— begin TASK INPUTS —

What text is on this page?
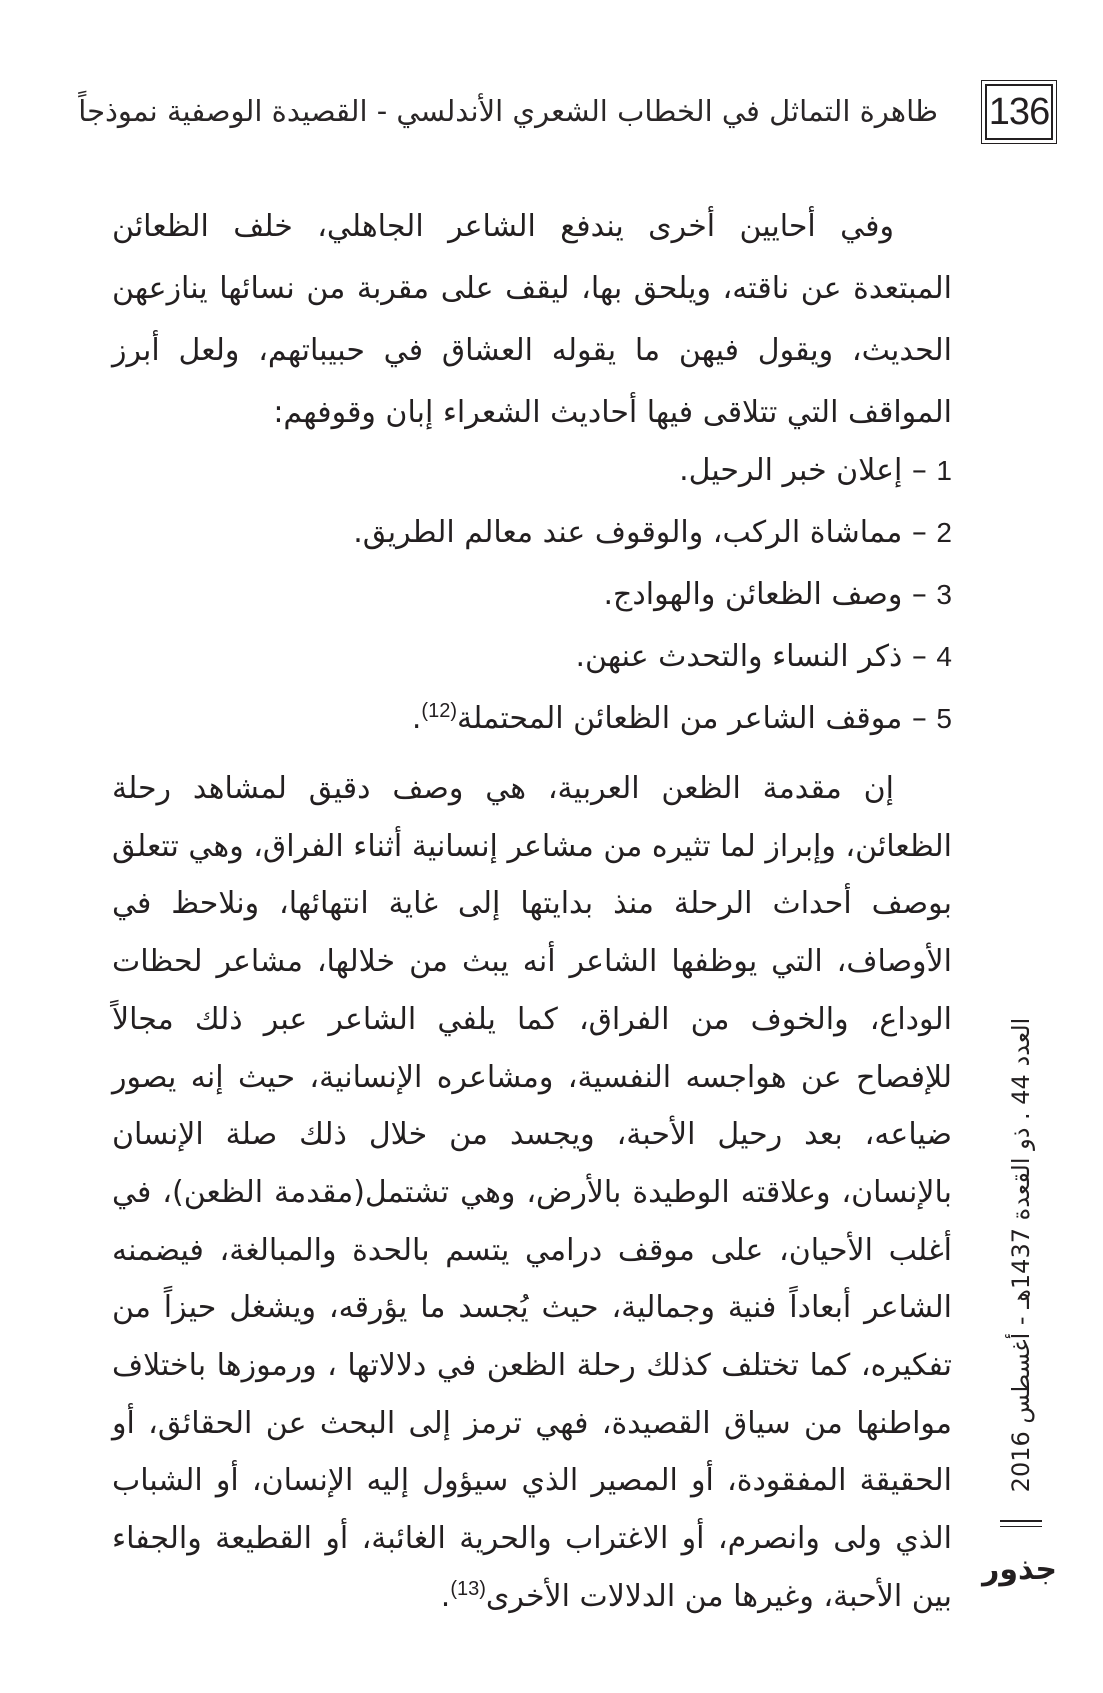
136
ظاهرة التماثل في الخطاب الشعري الأندلسي - القصيدة الوصفية نموذجاً

وفي أحايين أخرى يندفع الشاعر الجاهلي، خلف الظعائن المبتعدة عن ناقته، ويلحق بها، ليقف على مقربة من نسائها ينازعهن الحديث، ويقول فيهن ما يقوله العشاق في حبيباتهم، ولعل أبرز المواقف التي تتلاقى فيها أحاديث الشعراء إبان وقوفهم:

1 – إعلان خبر الرحيل.
2 – مماشاة الركب، والوقوف عند معالم الطريق.
3 – وصف الظعائن والهوادج.
4 – ذكر النساء والتحدث عنهن.
5 – موقف الشاعر من الظعائن المحتملة$^{(12)}$.

إن مقدمة الظعن العربية، هي وصف دقيق لمشاهد رحلة الظعائن، وإبراز لما تثيره من مشاعر إنسانية أثناء الفراق، وهي تتعلق بوصف أحداث الرحلة منذ بدايتها إلى غاية انتهائها، ونلاحظ في الأوصاف، التي يوظفها الشاعر أنه يبث من خلالها، مشاعر لحظات الوداع، والخوف من الفراق، كما يلفي الشاعر عبر ذلك مجالاً للإفصاح عن هواجسه النفسية، ومشاعره الإنسانية، حيث إنه يصور ضياعه، بعد رحيل الأحبة، ويجسد من خلال ذلك صلة الإنسان بالإنسان، وعلاقته الوطيدة بالأرض، وهي تشتمل(مقدمة الظعن)، في أغلب الأحيان، على موقف درامي يتسم بالحدة والمبالغة، فيضمنه الشاعر أبعاداً فنية وجمالية، حيث يُجسد ما يؤرقه، ويشغل حيزاً من تفكيره، كما تختلف كذلك رحلة الظعن في دلالاتها ، ورموزها باختلاف مواطنها من سياق القصيدة، فهي ترمز إلى البحث عن الحقائق، أو الحقيقة المفقودة، أو المصير الذي سيؤول إليه الإنسان، أو الشباب الذي ولى وانصرم، أو الاغتراب والحرية الغائبة، أو القطيعة والجفاء بين الأحبة، وغيرها من الدلالات الأخرى$^{(13)}$.

العدد 44 . ذو القعدة 1437هـ - أغسطس 2016
جذور
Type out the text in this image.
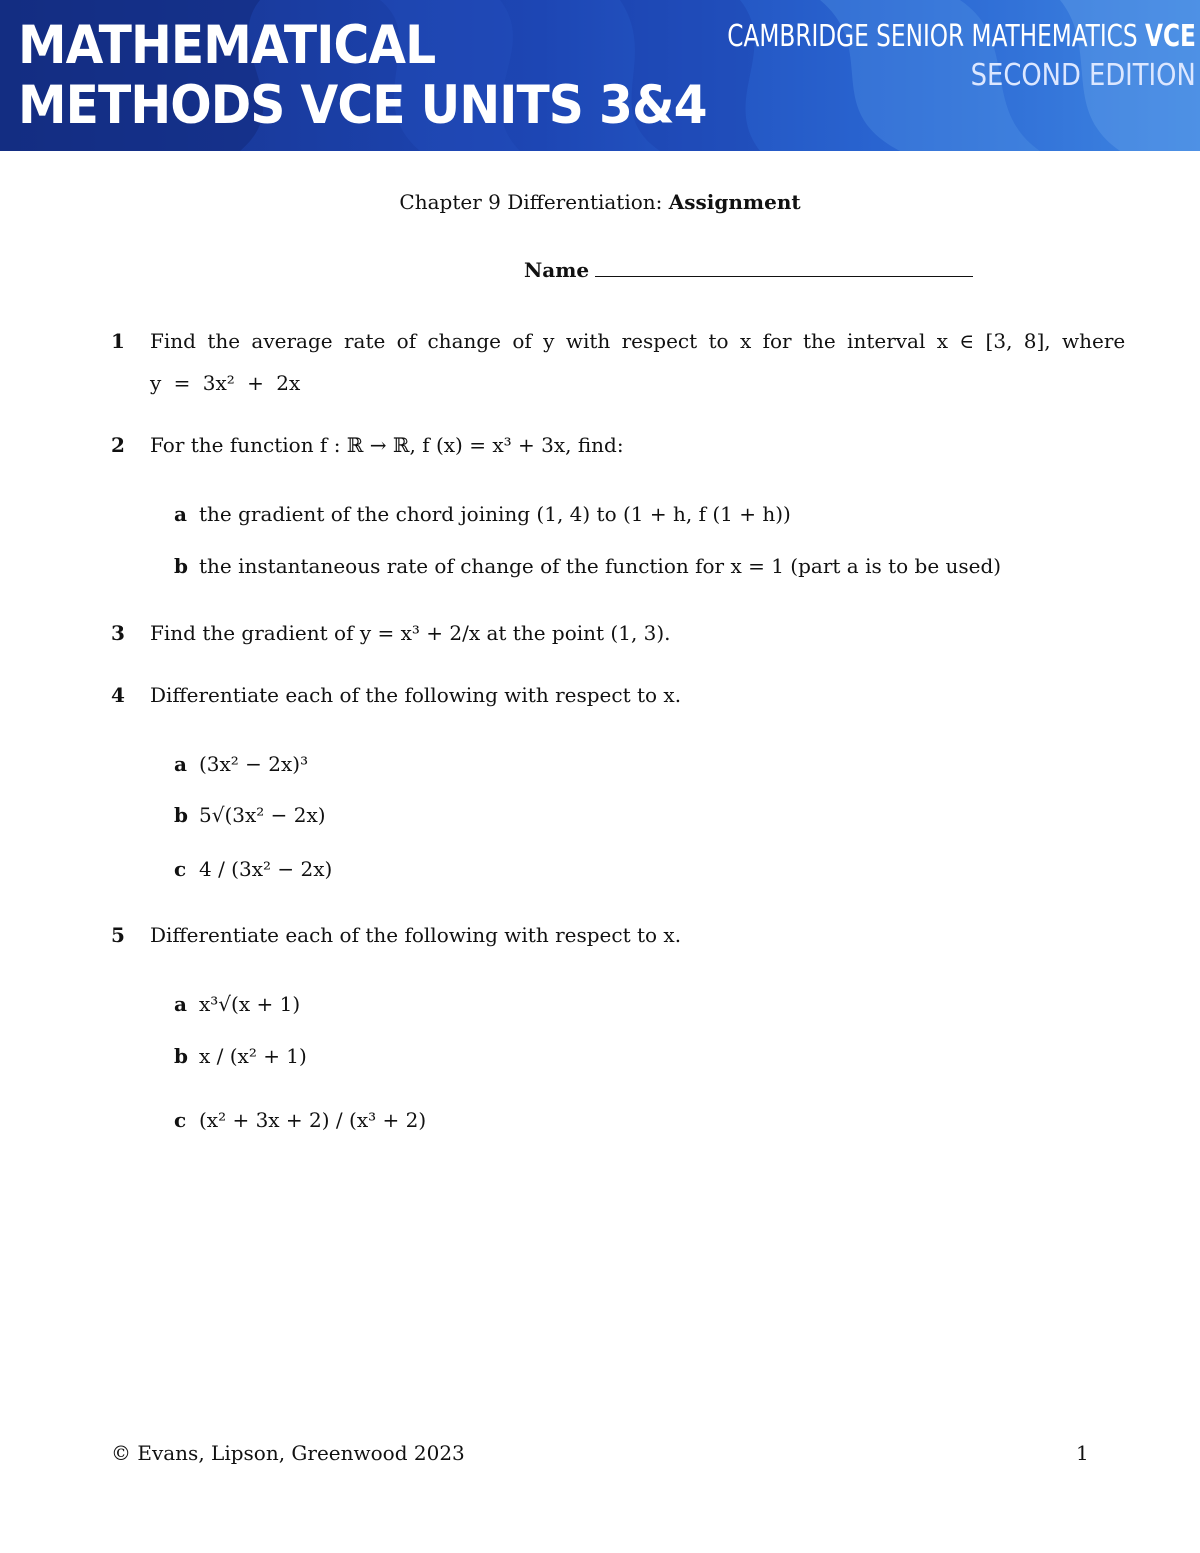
MATHEMATICAL
METHODS VCE UNITS 3&4
CAMBRIDGE SENIOR MATHEMATICS VCE
SECOND EDITION
Chapter 9 Differentiation: Assignment
Name
1 Find the average rate of change of y with respect to x for the interval x ∈ [3, 8], where
y = 3x² + 2x
2 For the function f : ℝ → ℝ, f (x) = x³ + 3x, find:
a the gradient of the chord joining (1, 4) to (1 + h, f (1 + h))
b the instantaneous rate of change of the function for x = 1 (part a is to be used)
3 Find the gradient of y = x³ + 2/x at the point (1, 3).
4 Differentiate each of the following with respect to x.
a (3x² − 2x)³
b 5√(3x² − 2x)
c 4 / (3x² − 2x)
5 Differentiate each of the following with respect to x.
a x³√(x + 1)
b x / (x² + 1)
c (x² + 3x + 2) / (x³ + 2)
© Evans, Lipson, Greenwood 2023	1
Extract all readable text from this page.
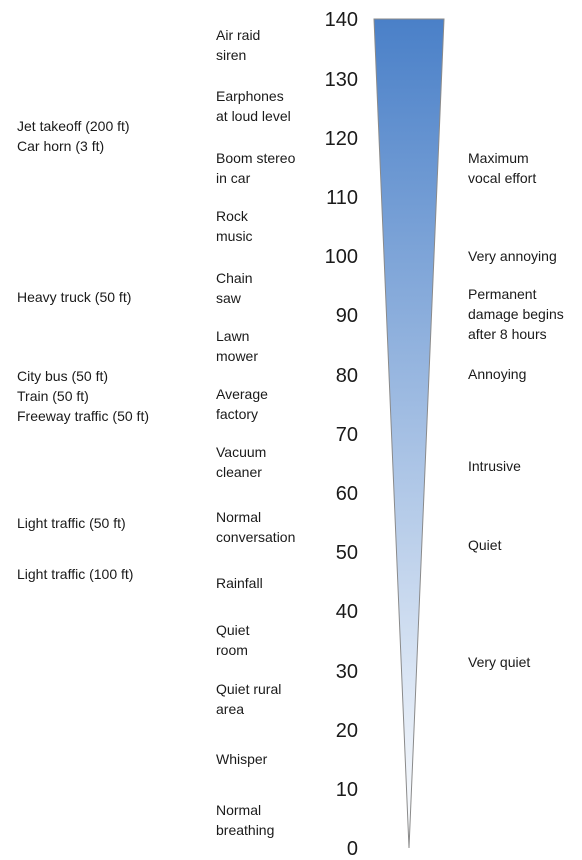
140
130
120
110
100
90
80
70
60
50
40
30
20
10
0
Air raid
siren
Earphones
at loud level
Boom stereo
in car
Rock
music
Chain
saw
Lawn
mower
Average
factory
Vacuum
cleaner
Normal
conversation
Rainfall
Quiet
room
Quiet rural
area
Whisper
Normal
breathing
Jet takeoff (200 ft)
Car horn (3 ft)
Heavy truck (50 ft)
City bus (50 ft)
Train (50 ft)
Freeway traffic (50 ft)
Light traffic (50 ft)
Light traffic (100 ft)
Maximum
vocal effort
Very annoying
Permanent
damage begins
after 8 hours
Annoying
Intrusive
Quiet
Very quiet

— end TASK INPUTS —

> _EXERCISE DETAILS_:
Reproduce each entry verbatim, excluding any embedded images.

> _RESPONSE TO THE EXERCISE_:
What text is on this page?
136
ظاهرة التماثل في الخطاب الشعري الأندلسي - القصيدة الوصفية نموذجاً

وفي أحايين أخرى يندفع الشاعر الجاهلي، خلف الظعائن المبتعدة عن ناقته، ويلحق بها، ليقف على مقربة من نسائها ينازعهن الحديث، ويقول فيهن ما يقوله العشاق في حبيباتهم، ولعل أبرز المواقف التي تتلاقى فيها أحاديث الشعراء إبان وقوفهم:

1 – إعلان خبر الرحيل.
2 – مماشاة الركب، والوقوف عند معالم الطريق.
3 – وصف الظعائن والهوادج.
4 – ذكر النساء والتحدث عنهن.
5 – موقف الشاعر من الظعائن المحتملة$^{(12)}$.

إن مقدمة الظعن العربية، هي وصف دقيق لمشاهد رحلة الظعائن، وإبراز لما تثيره من مشاعر إنسانية أثناء الفراق، وهي تتعلق بوصف أحداث الرحلة منذ بدايتها إلى غاية انتهائها، ونلاحظ في الأوصاف، التي يوظفها الشاعر أنه يبث من خلالها، مشاعر لحظات الوداع، والخوف من الفراق، كما يلفي الشاعر عبر ذلك مجالاً للإفصاح عن هواجسه النفسية، ومشاعره الإنسانية، حيث إنه يصور ضياعه، بعد رحيل الأحبة، ويجسد من خلال ذلك صلة الإنسان بالإنسان، وعلاقته الوطيدة بالأرض، وهي تشتمل(مقدمة الظعن)، في أغلب الأحيان، على موقف درامي يتسم بالحدة والمبالغة، فيضمنه الشاعر أبعاداً فنية وجمالية، حيث يُجسد ما يؤرقه، ويشغل حيزاً من تفكيره، كما تختلف كذلك رحلة الظعن في دلالاتها ، ورموزها باختلاف مواطنها من سياق القصيدة، فهي ترمز إلى البحث عن الحقائق، أو الحقيقة المفقودة، أو المصير الذي سيؤول إليه الإنسان، أو الشباب الذي ولى وانصرم، أو الاغتراب والحرية الغائبة، أو القطيعة والجفاء بين الأحبة، وغيرها من الدلالات الأخرى$^{(13)}$.

العدد 44 . ذو القعدة 1437هـ - أغسطس 2016
جذور
Type out the text in this image.
MATHEMATICAL
METHODS VCE UNITS 3&4
CAMBRIDGE SENIOR MATHEMATICS VCE
SECOND EDITION
Chapter 9 Differentiation: Assignment
Name
1 Find the average rate of change of y with respect to x for the interval x ∈ [3, 8], where
y = 3x² + 2x
2 For the function f : ℝ → ℝ, f (x) = x³ + 3x, find:
a the gradient of the chord joining (1, 4) to (1 + h, f (1 + h))
b the instantaneous rate of change of the function for x = 1 (part a is to be used)
3 Find the gradient of y = x³ + 2/x at the point (1, 3).
4 Differentiate each of the following with respect to x.
a (3x² − 2x)³
b 5√(3x² − 2x)
c 4 / (3x² − 2x)
5 Differentiate each of the following with respect to x.
a x³√(x + 1)
b x / (x² + 1)
c (x² + 3x + 2) / (x³ + 2)
© Evans, Lipson, Greenwood 2023	1
Extract all readable text from this page.
140
130
120
110
100
90
80
70
60
50
40
30
20
10
0
Air raid
siren
Earphones
at loud level
Boom stereo
in car
Rock
music
Chain
saw
Lawn
mower
Average
factory
Vacuum
cleaner
Normal
conversation
Rainfall
Quiet
room
Quiet rural
area
Whisper
Normal
breathing
Jet takeoff (200 ft)
Car horn (3 ft)
Heavy truck (50 ft)
City bus (50 ft)
Train (50 ft)
Freeway traffic (50 ft)
Light traffic (50 ft)
Light traffic (100 ft)
Maximum
vocal effort
Very annoying
Permanent
damage begins
after 8 hours
Annoying
Intrusive
Quiet
Very quiet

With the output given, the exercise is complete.